__RECORDS FOR THIS EXERCISE__.
* * * * * * *

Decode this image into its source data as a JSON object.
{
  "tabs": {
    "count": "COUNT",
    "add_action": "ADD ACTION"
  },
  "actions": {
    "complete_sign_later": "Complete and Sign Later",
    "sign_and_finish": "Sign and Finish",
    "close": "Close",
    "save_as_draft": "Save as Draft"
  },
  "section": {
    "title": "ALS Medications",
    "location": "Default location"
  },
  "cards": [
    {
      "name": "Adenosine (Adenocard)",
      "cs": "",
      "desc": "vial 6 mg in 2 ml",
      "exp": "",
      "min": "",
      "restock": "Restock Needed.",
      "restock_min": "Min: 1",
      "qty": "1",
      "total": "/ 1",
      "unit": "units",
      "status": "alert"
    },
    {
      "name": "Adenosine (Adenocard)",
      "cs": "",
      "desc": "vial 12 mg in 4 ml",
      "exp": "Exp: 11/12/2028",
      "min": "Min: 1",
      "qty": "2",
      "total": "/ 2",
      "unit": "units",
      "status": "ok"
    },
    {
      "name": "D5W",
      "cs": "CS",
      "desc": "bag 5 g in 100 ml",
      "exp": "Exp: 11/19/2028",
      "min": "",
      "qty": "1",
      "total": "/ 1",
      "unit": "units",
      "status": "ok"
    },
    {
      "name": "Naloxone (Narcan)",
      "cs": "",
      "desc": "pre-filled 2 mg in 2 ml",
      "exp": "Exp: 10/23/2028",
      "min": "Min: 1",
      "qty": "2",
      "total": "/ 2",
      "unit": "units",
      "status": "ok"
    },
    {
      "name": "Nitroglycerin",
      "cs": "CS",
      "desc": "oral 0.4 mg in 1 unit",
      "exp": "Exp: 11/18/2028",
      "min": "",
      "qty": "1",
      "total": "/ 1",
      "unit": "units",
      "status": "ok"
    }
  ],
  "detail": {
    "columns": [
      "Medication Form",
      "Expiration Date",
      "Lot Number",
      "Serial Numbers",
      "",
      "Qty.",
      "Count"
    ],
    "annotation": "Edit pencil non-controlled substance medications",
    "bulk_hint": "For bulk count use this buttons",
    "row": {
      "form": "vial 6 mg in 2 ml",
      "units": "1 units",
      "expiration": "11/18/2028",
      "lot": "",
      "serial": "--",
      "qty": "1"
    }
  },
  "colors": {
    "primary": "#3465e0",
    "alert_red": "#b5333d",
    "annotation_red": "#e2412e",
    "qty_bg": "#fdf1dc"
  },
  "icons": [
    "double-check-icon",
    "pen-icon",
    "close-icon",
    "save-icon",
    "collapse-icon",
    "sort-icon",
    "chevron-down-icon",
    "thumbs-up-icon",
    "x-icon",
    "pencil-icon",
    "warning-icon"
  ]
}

* * * * * * *

__AIM__. Looking at the listing above, count the lines that contain "desc" and give nothing but the number.

__RESULT OF THE TASK__. 5